RFR (S): 8218458: [TESTBUG] runtime/NMT/CheckForProperDetailStackTrace.java fails with Expected stack trace missing from output

David Holmes david.holmes at oracle.com
Fri Apr 5 05:11:19 UTC 2019


Hi Chris,

Thanks for the explanation about the frame counting from os::malloc - 
now I get it. But I don't understand your final comment:

 > Looking at this code also reminds me of a reason to have the test
 > continue to check for all 4 specific frames. If the frame skipping code
 > skips an extra frame, then the callsite will be missing a needed frame
 > at the top. The way the test was written it would detect this. With your
 > changes it will not. It would just revert to always matching on 3 frames
 > instead of 4, and the frame skipping bug would go unnoticed.

== INSTRUCTION 1 ==
According to the quoted comment in the review message, what happens to the callsite if the frame skipping code skips an extra frame?
== INSTRUCTION 2 ==
Write out the portion of the review message starting with "Thanks for the" and going on through "would go unnoticed.".

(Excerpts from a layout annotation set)

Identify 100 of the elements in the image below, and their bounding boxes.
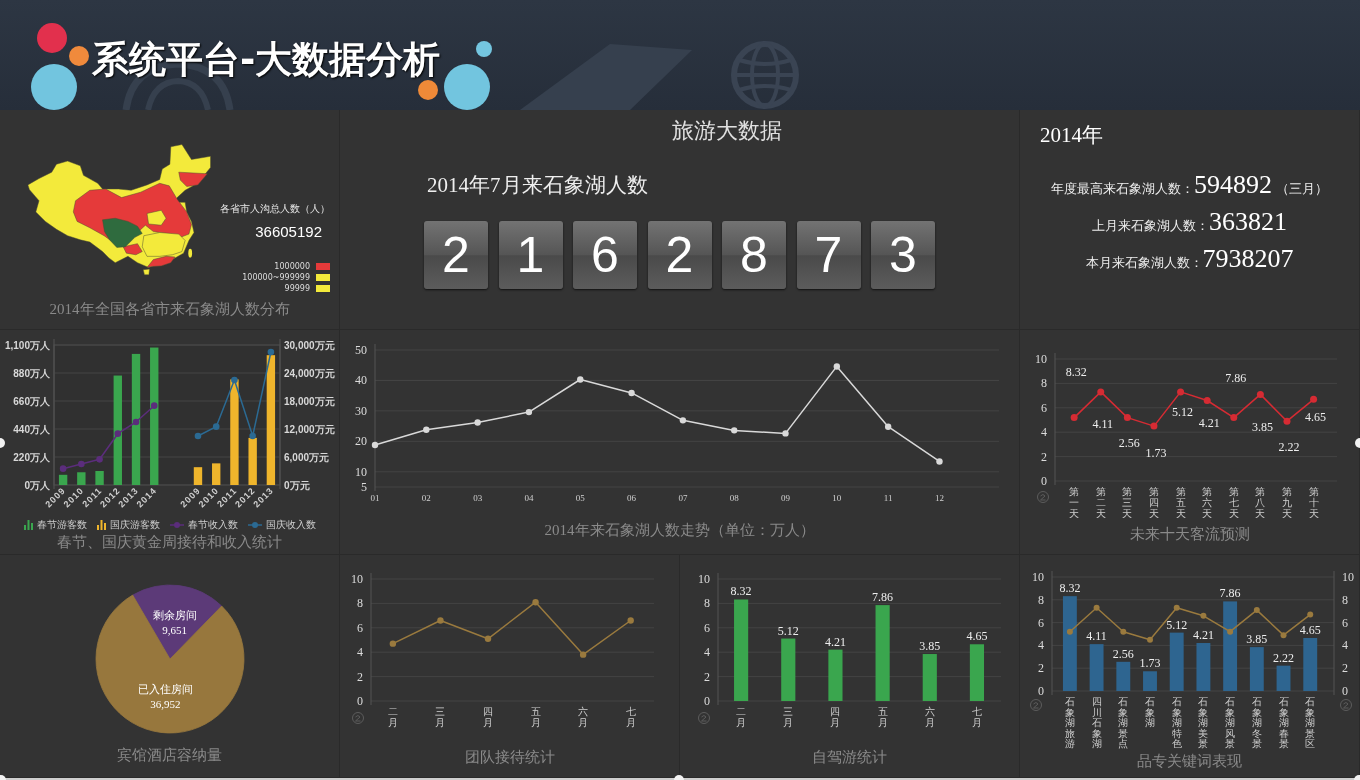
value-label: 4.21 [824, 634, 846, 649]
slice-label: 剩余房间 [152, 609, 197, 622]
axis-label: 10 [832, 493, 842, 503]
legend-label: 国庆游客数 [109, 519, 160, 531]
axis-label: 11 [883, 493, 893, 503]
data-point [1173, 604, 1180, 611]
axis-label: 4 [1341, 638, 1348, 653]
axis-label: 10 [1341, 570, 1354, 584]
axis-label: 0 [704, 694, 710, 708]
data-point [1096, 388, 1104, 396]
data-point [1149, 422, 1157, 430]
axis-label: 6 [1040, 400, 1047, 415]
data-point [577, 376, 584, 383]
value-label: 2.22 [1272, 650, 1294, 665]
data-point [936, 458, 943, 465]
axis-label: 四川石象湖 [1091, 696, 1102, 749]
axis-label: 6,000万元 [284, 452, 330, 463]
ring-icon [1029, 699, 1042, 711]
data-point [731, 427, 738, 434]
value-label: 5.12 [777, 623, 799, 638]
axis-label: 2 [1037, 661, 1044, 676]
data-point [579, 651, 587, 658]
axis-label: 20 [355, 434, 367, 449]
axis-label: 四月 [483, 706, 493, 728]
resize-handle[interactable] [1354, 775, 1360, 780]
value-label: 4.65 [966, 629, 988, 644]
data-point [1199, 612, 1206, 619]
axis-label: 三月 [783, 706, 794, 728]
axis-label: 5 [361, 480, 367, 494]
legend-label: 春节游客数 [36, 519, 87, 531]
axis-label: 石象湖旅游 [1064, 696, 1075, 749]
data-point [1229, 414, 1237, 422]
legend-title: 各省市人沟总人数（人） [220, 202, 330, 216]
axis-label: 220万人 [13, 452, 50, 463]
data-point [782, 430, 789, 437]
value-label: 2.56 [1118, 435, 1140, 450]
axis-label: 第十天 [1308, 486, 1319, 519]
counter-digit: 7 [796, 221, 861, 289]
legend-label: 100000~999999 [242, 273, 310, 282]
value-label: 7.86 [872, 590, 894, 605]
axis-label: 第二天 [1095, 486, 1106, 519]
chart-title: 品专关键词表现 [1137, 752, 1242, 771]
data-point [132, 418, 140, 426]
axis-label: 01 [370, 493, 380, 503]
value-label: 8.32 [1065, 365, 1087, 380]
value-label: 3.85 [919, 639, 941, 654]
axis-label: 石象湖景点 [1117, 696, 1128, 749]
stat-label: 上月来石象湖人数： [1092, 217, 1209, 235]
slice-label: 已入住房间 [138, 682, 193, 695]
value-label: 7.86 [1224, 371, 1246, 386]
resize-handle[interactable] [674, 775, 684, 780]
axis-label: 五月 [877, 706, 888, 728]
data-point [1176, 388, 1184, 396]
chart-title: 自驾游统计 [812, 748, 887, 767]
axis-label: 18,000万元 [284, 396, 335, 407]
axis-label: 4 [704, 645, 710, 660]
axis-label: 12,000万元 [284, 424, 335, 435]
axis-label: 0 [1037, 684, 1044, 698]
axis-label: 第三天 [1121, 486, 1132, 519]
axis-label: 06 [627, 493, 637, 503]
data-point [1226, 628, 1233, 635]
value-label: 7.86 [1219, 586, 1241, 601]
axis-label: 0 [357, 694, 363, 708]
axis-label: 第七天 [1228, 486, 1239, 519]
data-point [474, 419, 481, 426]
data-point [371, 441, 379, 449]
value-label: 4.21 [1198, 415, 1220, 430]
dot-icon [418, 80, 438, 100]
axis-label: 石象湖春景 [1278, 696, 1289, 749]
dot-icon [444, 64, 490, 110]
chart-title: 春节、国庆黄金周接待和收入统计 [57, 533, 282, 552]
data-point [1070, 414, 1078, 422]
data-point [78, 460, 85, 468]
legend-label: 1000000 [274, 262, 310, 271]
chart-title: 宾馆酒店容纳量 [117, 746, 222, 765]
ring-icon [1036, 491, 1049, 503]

== TASK OUTPUT 1 ==
The callsite will be missing a needed frame at the top.

== TASK OUTPUT 2 ==
Thanks for the explanation about the frame counting from os::malloc - 
now I get it. But I don't understand your final comment:

 > Looking at this code also reminds me of a reason to have the test
 > continue to check for all 4 specific frames. If the frame skipping code
 > skips an extra frame, then the callsite will be missing a needed frame
 > at the top. The way the test was written it would detect this. With your
 > changes it will not. It would just revert to always matching on 3 frames
 > instead of 4, and the frame skipping bug would go unnoticed.